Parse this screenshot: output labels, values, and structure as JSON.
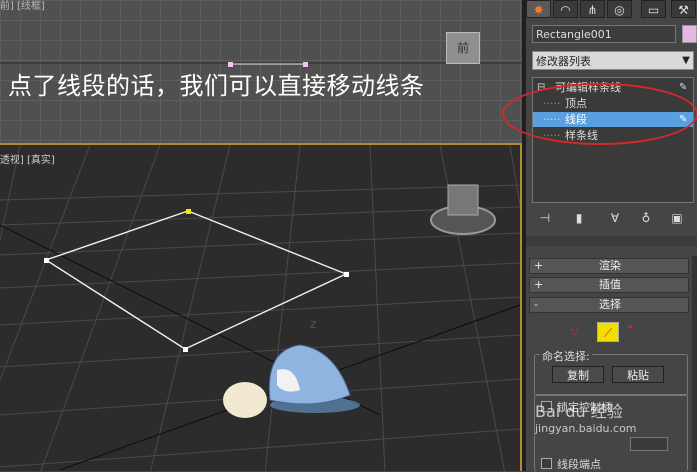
{
  "top_viewport": {
    "label": "[前] [线框]",
    "caption": "点了线段的话，我们可以直接移动线条",
    "viewcube_label": "前"
  },
  "bottom_viewport": {
    "label": "[透视] [真实]"
  },
  "panel": {
    "tabs": [
      "create-icon",
      "modify-icon",
      "hierarchy-icon",
      "motion-icon",
      "display-icon",
      "utilities-icon"
    ],
    "object_name": "Rectangle001",
    "object_color": "#e6b7e6",
    "modifier_list": "修改器列表",
    "stack": {
      "root": "可编辑样条线",
      "items": [
        "顶点",
        "线段",
        "样条线"
      ],
      "selected_index": 1
    },
    "rollouts": {
      "render": "渲染",
      "interpolation": "插值",
      "selection": "选择"
    },
    "named_selection": {
      "title": "命名选择:",
      "copy": "复制",
      "paste": "粘贴"
    },
    "lock_label": "锁定控制柄",
    "endpoint_label": "线段端点",
    "watermark": "Bai du 经验\njingyan.baidu.com",
    "accent_color": "#5aa0e0",
    "highlight_color": "#d62828"
  }
}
++++
Write out all the entries again, word for word, and print no images.

Parse this screenshot: output labels, values, and structure as JSON.
{
  "top_viewport": {
    "label": "[前] [线框]",
    "caption": "点了线段的话，我们可以直接移动线条",
    "viewcube_label": "前"
  },
  "bottom_viewport": {
    "label": "[透视] [真实]"
  },
  "panel": {
    "tabs": [
      "create-icon",
      "modify-icon",
      "hierarchy-icon",
      "motion-icon",
      "display-icon",
      "utilities-icon"
    ],
    "object_name": "Rectangle001",
    "object_color": "#e6b7e6",
    "modifier_list": "修改器列表",
    "stack": {
      "root": "可编辑样条线",
      "items": [
        "顶点",
        "线段",
        "样条线"
      ],
      "selected_index": 1
    },
    "rollouts": {
      "render": "渲染",
      "interpolation": "插值",
      "selection": "选择"
    },
    "named_selection": {
      "title": "命名选择:",
      "copy": "复制",
      "paste": "粘贴"
    },
    "lock_label": "锁定控制柄",
    "endpoint_label": "线段端点",
    "watermark": "Bai du 经验\njingyan.baidu.com",
    "accent_color": "#5aa0e0",
    "highlight_color": "#d62828"
  }
}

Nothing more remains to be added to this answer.